## Brief
Wherever the string "header" appears, copy the whole line.

[Collected data]
================================

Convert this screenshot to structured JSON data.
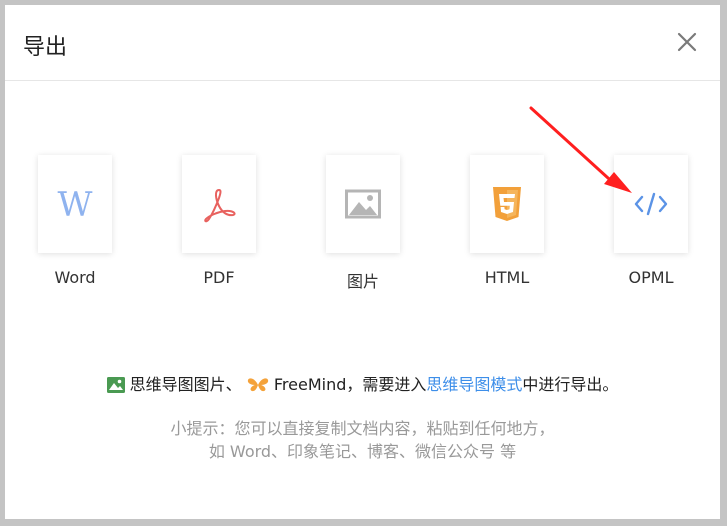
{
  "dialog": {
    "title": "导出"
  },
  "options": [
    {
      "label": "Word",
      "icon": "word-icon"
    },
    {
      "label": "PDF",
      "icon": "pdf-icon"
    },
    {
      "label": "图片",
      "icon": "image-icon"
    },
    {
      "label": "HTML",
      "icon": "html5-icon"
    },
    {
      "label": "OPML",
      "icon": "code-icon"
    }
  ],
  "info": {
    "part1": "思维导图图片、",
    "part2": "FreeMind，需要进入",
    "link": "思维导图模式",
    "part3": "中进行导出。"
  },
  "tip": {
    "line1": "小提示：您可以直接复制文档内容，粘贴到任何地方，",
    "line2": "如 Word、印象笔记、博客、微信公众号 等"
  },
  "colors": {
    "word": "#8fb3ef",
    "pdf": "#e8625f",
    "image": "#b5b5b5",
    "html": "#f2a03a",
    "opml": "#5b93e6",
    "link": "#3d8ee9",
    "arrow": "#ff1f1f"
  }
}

================================

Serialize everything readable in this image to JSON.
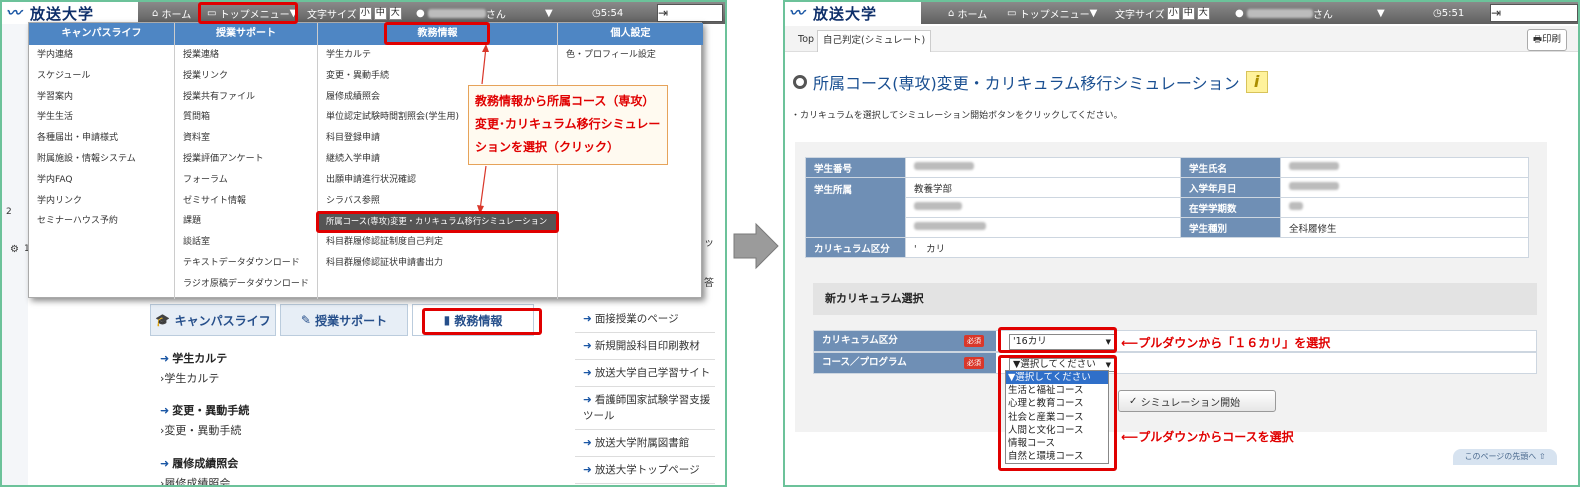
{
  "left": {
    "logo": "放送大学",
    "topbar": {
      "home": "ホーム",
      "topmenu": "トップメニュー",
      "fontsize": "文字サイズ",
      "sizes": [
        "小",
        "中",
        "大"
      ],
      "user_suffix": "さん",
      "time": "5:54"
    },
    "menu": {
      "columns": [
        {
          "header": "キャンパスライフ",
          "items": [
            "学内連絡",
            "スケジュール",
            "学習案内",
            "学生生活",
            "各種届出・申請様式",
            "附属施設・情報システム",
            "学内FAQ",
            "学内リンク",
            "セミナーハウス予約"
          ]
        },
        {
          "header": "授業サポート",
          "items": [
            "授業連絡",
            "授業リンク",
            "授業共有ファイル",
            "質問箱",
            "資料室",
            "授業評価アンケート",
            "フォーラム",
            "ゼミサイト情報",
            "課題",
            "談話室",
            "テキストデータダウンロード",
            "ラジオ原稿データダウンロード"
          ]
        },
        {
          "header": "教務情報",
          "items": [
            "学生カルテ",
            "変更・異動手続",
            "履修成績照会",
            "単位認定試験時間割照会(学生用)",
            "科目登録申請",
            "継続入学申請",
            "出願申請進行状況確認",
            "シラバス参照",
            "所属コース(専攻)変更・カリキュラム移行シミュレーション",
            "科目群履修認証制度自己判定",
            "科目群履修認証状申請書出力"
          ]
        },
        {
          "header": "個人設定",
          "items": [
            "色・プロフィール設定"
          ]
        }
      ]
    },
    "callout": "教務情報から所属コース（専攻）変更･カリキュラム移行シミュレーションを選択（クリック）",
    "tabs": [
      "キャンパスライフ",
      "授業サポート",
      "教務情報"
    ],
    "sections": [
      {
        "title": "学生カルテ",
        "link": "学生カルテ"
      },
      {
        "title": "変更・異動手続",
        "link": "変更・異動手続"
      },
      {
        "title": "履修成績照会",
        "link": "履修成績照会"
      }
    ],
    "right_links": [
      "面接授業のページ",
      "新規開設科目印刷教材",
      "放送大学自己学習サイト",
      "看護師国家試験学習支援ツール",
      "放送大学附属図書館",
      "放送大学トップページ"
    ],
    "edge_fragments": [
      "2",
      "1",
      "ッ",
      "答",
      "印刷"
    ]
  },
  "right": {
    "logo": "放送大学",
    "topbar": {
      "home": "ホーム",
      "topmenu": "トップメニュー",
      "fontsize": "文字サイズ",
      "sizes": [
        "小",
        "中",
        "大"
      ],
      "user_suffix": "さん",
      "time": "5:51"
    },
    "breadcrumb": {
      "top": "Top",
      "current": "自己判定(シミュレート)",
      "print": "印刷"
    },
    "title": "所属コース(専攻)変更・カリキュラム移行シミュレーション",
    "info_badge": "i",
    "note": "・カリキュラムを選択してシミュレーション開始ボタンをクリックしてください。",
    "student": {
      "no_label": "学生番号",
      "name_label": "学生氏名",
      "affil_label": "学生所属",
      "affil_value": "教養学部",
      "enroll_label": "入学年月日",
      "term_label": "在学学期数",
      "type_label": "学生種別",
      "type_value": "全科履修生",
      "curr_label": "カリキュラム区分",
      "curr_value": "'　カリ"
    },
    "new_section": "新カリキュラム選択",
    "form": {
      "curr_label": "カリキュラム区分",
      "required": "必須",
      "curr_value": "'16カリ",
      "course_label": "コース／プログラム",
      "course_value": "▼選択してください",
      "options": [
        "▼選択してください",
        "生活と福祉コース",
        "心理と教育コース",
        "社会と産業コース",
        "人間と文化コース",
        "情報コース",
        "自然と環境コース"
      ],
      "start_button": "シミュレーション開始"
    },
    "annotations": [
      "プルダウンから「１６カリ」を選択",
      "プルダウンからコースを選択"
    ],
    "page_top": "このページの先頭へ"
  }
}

================================

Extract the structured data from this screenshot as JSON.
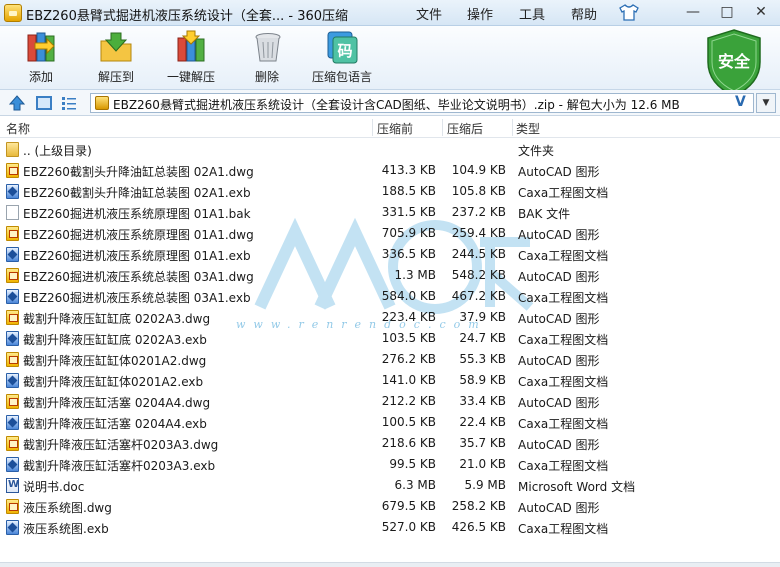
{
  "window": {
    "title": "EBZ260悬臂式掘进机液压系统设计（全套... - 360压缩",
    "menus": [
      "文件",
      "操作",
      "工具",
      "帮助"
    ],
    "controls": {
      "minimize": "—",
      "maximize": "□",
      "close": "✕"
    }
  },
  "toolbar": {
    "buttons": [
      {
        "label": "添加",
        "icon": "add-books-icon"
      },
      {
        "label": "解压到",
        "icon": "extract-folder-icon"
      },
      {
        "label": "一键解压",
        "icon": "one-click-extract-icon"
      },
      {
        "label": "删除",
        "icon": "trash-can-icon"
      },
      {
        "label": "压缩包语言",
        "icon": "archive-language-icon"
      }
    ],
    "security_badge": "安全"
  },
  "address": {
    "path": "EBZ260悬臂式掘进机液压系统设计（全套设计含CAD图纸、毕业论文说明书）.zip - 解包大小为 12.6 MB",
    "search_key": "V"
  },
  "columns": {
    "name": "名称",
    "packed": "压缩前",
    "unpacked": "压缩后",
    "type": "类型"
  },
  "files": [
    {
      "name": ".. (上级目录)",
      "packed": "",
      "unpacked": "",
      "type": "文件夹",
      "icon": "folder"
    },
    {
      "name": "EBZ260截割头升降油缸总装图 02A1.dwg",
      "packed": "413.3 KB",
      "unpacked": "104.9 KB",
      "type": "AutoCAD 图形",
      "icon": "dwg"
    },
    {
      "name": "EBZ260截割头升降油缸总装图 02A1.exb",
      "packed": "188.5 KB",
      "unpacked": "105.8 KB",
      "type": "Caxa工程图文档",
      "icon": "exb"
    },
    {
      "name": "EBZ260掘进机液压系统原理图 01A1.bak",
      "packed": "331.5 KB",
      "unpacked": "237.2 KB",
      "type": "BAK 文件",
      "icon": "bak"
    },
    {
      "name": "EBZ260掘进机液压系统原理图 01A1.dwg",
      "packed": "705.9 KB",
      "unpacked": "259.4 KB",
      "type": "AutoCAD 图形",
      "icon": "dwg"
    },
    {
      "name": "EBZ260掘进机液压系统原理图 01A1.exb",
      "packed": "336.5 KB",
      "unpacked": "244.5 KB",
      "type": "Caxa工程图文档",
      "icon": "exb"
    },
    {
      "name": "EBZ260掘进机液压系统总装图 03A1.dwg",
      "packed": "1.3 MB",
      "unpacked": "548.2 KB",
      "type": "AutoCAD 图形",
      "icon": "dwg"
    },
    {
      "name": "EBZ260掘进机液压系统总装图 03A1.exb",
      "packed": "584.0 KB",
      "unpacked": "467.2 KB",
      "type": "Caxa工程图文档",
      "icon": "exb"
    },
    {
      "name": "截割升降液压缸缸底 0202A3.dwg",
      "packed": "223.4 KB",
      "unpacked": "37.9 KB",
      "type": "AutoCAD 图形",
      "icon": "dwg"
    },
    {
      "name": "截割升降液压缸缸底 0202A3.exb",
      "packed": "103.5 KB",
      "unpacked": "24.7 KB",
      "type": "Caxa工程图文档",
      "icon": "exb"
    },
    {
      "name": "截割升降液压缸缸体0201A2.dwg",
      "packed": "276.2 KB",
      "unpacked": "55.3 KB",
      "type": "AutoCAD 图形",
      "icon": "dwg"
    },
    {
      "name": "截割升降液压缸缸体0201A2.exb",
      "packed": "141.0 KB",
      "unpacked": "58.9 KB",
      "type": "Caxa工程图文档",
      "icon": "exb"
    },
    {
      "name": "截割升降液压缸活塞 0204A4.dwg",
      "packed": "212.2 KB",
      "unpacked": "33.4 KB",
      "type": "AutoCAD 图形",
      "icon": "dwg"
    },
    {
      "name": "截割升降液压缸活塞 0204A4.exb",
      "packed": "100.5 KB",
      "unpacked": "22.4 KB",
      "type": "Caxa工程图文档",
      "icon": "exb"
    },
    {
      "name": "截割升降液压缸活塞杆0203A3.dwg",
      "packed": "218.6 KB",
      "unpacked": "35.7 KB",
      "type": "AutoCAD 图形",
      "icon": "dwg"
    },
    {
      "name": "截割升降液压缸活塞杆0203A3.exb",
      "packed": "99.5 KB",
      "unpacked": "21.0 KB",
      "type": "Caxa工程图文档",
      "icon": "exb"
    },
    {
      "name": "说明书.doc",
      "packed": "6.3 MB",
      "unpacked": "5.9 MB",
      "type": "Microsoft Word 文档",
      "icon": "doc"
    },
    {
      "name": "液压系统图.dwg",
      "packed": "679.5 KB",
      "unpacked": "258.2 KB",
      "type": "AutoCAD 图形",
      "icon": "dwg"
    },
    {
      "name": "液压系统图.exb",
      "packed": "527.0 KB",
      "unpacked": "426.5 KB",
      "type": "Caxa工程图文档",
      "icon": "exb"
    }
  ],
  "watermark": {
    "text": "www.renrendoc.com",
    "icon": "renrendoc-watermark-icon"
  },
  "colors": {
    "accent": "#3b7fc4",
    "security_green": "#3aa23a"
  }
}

================================

## Task output
          "header": "キャンパスライフ",
          "header": "授業サポート",
          "header": "教務情報",
          "header": "個人設定",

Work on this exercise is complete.